= What needs to be done =
Determine how many lines include the string "故C正确". Output that number only.

_ _ _ _ _

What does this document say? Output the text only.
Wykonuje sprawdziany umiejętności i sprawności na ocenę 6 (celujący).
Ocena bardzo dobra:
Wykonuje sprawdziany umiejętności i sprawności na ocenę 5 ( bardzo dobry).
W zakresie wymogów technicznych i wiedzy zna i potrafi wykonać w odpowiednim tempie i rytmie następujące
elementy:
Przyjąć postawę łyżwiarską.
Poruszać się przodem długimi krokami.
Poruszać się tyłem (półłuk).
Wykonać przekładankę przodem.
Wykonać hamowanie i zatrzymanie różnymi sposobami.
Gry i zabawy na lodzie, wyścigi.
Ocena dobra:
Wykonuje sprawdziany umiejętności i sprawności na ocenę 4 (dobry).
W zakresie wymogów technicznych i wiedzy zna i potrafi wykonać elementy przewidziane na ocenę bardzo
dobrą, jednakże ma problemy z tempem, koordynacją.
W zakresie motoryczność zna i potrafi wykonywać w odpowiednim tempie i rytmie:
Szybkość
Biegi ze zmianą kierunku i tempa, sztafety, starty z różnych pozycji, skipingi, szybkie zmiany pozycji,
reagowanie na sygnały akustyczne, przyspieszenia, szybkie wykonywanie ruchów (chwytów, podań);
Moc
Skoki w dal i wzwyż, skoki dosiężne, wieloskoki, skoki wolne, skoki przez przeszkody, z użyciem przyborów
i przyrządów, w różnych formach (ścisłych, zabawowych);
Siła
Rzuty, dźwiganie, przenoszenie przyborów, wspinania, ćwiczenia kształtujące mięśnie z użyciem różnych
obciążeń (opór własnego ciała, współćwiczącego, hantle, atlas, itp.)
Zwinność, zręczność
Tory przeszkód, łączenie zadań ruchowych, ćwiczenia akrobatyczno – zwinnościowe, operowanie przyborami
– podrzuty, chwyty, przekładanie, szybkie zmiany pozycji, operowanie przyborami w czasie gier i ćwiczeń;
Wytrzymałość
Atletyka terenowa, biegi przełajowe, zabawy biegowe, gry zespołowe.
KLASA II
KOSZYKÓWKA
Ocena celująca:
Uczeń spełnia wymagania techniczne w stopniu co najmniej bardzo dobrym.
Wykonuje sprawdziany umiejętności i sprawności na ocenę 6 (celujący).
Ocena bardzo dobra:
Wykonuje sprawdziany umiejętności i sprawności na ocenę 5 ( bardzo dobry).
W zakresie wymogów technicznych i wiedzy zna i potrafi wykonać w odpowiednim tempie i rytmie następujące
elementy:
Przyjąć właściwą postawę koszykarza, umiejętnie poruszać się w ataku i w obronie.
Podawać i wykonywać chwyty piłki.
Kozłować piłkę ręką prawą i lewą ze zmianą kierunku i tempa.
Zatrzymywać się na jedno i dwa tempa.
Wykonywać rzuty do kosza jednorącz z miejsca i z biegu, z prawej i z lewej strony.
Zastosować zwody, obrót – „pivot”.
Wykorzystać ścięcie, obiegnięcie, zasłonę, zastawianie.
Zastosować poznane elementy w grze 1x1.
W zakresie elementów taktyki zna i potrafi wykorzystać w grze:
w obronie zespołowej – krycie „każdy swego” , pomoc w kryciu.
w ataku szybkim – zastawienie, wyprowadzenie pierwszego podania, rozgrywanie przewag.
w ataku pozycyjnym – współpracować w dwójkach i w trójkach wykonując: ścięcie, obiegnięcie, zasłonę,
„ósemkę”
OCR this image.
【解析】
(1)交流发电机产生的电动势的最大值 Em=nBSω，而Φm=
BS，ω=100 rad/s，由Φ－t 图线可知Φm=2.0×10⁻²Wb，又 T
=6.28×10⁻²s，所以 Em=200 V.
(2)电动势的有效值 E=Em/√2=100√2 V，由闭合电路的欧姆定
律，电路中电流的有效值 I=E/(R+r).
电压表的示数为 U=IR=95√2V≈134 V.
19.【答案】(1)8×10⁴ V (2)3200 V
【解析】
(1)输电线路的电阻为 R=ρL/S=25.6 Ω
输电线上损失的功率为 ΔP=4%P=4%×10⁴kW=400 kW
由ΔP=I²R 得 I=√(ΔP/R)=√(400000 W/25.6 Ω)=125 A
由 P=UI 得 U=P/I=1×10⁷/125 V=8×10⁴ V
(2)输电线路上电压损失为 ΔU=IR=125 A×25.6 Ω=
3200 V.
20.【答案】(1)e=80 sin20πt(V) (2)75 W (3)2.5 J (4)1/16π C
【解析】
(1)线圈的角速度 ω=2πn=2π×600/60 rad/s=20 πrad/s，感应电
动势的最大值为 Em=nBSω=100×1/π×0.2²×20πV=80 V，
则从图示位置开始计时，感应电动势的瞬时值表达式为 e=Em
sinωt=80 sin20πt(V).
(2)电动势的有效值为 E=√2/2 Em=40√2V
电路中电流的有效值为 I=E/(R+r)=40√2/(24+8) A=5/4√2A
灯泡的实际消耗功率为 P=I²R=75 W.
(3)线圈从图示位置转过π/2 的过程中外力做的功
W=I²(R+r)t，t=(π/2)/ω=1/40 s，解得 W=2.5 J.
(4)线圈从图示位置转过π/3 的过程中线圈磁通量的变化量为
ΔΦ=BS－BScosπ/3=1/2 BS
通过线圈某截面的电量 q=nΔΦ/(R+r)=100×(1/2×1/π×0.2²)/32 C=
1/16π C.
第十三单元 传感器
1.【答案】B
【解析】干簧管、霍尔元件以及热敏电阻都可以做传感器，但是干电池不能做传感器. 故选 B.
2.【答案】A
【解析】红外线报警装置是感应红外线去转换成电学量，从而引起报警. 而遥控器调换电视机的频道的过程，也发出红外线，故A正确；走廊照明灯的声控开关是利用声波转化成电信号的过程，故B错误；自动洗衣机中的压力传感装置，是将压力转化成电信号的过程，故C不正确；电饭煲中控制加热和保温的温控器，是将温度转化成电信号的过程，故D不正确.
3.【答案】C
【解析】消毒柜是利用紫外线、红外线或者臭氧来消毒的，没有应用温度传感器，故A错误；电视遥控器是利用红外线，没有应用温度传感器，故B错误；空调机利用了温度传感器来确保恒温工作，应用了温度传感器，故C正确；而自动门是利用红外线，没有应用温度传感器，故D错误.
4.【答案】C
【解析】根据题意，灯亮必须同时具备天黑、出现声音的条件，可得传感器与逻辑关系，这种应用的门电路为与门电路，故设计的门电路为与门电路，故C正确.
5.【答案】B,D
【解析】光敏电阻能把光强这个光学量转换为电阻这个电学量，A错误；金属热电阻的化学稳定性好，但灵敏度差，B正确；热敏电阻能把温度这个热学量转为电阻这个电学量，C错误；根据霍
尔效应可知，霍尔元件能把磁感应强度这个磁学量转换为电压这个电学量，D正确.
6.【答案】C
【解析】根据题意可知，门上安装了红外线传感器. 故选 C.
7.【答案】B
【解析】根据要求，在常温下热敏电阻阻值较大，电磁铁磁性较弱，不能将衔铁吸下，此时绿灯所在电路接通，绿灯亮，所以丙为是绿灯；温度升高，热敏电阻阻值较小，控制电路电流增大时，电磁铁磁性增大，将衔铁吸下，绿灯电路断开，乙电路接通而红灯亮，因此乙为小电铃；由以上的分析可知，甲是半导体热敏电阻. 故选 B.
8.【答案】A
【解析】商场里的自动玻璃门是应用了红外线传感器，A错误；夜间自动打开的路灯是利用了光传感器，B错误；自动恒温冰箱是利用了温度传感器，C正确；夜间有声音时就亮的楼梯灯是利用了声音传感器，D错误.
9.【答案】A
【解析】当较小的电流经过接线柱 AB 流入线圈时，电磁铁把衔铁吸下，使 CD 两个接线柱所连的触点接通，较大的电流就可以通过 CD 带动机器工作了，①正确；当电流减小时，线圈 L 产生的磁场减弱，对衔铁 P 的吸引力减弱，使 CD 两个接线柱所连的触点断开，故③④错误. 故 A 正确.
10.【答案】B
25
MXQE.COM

_ _ _ _ _

= Written solution =
2